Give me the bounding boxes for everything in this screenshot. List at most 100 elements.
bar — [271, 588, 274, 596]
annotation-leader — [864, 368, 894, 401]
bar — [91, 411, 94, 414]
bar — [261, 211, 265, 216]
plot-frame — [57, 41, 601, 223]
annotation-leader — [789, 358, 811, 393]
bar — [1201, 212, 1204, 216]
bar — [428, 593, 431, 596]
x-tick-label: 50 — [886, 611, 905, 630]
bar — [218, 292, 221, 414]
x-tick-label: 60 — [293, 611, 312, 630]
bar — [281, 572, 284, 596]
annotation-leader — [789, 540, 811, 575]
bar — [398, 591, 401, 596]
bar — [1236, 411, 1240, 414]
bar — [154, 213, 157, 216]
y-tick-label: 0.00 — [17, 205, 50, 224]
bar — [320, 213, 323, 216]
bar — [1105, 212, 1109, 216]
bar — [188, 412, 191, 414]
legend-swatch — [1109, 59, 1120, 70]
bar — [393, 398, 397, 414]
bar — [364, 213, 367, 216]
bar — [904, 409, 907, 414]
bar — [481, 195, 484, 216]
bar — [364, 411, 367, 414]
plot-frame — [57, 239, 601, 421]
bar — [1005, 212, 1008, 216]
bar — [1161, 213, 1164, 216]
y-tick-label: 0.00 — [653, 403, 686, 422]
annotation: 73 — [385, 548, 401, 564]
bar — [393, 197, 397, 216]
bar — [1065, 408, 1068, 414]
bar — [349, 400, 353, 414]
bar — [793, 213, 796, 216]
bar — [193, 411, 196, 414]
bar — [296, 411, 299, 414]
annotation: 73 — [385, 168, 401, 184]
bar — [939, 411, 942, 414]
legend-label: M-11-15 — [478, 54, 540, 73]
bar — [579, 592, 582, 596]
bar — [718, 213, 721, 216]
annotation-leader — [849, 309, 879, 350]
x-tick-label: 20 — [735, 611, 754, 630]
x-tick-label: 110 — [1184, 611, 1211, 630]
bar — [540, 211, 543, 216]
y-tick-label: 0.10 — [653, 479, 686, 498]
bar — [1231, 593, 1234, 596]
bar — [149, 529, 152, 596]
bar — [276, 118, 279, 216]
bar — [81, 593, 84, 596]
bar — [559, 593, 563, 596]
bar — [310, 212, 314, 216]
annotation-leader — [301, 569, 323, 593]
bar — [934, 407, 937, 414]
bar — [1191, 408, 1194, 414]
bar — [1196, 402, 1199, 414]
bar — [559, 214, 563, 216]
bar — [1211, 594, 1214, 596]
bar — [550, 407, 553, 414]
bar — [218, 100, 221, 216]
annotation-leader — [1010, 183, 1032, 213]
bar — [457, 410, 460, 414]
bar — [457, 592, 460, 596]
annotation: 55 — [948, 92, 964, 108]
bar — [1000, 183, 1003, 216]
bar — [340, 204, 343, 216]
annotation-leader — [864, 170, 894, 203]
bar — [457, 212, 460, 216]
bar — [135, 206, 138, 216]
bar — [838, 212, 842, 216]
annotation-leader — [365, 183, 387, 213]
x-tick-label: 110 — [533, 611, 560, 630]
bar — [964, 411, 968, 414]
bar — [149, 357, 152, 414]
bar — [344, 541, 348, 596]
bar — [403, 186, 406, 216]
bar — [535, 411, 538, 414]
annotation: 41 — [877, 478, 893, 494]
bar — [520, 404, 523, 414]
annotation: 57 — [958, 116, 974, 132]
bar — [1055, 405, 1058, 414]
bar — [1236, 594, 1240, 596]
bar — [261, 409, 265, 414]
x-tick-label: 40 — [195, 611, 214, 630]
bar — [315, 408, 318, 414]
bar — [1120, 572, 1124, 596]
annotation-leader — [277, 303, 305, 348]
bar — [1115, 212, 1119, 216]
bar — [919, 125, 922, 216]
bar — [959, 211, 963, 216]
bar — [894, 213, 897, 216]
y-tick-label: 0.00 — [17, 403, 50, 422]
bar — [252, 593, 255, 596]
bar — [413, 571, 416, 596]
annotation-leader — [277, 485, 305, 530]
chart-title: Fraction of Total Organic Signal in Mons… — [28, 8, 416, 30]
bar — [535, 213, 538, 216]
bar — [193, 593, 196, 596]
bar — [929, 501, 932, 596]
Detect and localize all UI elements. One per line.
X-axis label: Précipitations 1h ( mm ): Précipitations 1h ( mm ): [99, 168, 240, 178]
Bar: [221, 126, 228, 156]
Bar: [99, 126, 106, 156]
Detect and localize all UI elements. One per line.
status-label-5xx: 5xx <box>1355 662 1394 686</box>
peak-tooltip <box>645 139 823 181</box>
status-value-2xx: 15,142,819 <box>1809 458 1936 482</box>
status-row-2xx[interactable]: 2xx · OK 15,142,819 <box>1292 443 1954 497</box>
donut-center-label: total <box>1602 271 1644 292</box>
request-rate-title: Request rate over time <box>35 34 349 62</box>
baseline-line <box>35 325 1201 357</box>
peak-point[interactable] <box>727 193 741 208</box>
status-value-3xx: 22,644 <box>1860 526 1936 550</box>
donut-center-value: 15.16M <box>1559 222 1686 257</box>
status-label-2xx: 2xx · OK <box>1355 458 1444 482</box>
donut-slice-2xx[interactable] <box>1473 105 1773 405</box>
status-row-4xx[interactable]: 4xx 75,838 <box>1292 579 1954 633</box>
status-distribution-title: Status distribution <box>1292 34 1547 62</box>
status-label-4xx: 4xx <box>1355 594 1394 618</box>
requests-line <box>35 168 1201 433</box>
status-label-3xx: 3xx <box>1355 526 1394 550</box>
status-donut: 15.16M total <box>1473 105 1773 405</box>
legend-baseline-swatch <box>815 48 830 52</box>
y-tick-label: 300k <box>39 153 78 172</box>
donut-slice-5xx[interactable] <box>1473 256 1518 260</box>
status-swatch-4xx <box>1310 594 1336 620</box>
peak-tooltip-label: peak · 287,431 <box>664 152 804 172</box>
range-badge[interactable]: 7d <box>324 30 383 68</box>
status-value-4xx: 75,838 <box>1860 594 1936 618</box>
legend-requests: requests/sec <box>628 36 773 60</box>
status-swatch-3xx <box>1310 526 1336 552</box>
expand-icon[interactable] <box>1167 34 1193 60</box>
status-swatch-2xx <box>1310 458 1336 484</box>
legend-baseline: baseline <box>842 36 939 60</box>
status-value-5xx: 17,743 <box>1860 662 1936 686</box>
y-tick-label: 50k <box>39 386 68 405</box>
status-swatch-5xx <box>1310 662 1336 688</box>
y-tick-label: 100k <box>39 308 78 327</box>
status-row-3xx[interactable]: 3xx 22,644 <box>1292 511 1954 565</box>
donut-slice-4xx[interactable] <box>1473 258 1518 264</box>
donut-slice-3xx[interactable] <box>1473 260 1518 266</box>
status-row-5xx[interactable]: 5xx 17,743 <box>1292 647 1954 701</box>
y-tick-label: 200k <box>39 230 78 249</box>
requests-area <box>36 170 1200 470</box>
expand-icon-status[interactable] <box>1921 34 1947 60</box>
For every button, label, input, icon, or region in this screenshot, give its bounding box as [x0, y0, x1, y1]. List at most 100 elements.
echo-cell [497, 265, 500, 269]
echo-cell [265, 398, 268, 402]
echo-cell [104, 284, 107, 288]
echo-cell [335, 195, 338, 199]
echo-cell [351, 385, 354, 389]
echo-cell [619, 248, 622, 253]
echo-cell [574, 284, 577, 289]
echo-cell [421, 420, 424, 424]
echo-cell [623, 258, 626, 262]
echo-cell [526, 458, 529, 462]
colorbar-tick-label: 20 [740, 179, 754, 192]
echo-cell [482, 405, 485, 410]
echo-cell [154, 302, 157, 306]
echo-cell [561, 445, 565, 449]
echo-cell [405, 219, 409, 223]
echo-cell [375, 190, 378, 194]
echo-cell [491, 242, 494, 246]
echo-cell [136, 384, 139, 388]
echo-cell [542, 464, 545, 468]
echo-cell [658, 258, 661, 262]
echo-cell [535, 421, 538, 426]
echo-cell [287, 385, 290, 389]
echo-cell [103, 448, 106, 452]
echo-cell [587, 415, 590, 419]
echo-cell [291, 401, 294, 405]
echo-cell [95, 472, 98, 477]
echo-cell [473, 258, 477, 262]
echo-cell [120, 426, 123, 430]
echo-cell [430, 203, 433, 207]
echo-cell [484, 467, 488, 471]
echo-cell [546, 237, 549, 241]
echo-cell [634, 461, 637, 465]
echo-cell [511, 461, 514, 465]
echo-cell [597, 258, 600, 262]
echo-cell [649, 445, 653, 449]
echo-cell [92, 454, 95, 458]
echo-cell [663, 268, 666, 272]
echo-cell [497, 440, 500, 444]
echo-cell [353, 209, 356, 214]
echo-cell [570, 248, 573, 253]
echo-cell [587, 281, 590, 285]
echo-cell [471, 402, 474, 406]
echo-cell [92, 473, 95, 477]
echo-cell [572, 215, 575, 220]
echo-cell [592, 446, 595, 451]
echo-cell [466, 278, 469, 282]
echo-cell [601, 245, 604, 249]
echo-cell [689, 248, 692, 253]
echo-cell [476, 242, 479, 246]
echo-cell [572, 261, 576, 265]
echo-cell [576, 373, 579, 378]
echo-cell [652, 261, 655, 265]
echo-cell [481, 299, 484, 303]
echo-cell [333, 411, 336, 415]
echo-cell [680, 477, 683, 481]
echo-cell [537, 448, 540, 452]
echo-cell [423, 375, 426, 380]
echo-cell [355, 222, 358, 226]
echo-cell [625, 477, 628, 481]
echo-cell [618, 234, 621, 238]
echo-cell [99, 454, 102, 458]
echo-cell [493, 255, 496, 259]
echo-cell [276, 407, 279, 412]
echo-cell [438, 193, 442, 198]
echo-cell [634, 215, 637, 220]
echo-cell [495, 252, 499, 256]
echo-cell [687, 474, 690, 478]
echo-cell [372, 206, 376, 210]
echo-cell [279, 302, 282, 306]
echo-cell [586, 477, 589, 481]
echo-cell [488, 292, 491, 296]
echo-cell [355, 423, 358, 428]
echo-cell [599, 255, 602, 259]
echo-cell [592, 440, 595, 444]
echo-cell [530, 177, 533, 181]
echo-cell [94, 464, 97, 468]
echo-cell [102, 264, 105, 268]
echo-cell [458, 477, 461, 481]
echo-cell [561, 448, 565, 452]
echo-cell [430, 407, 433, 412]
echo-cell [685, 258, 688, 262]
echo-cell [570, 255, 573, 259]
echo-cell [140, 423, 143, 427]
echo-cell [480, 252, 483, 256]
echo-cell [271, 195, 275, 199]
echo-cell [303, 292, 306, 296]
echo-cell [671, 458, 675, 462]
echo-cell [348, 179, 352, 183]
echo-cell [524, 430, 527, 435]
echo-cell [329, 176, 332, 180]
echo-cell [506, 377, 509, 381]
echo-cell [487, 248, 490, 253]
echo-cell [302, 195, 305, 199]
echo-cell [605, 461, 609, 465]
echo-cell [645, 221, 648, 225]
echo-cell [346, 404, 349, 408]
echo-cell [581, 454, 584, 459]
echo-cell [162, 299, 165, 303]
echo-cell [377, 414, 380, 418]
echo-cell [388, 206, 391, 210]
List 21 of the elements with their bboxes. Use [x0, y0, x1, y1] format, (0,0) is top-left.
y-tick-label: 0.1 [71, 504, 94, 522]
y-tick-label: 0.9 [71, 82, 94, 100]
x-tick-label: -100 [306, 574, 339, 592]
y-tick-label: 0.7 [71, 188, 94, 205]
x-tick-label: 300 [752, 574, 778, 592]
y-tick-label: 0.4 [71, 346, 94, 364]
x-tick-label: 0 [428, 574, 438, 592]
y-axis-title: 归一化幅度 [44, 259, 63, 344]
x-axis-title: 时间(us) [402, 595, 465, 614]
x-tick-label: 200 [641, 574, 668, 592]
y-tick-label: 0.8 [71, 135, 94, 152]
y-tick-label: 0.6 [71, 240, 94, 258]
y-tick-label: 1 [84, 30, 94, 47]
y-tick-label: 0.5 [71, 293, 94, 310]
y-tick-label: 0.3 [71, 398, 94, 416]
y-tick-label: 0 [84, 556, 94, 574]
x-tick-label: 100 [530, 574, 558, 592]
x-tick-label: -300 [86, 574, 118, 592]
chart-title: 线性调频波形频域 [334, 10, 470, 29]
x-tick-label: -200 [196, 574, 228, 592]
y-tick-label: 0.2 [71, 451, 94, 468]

◆ ◆ ◆ ◆

**DESCRIPTION OF THE TASK**
Could you copy out every row, from the first one down to the one containing "bar — [398, 591, 401, 596]", including both ends, without altering anything?

**THE RESPONSE**
Give me the bounding boxes for everything in this screenshot. List at most 100 elements.
bar — [271, 588, 274, 596]
annotation-leader — [864, 368, 894, 401]
bar — [91, 411, 94, 414]
bar — [261, 211, 265, 216]
plot-frame — [57, 41, 601, 223]
annotation-leader — [789, 358, 811, 393]
bar — [1201, 212, 1204, 216]
bar — [428, 593, 431, 596]
x-tick-label: 50 — [886, 611, 905, 630]
bar — [218, 292, 221, 414]
x-tick-label: 60 — [293, 611, 312, 630]
bar — [281, 572, 284, 596]
annotation-leader — [789, 540, 811, 575]
bar — [398, 591, 401, 596]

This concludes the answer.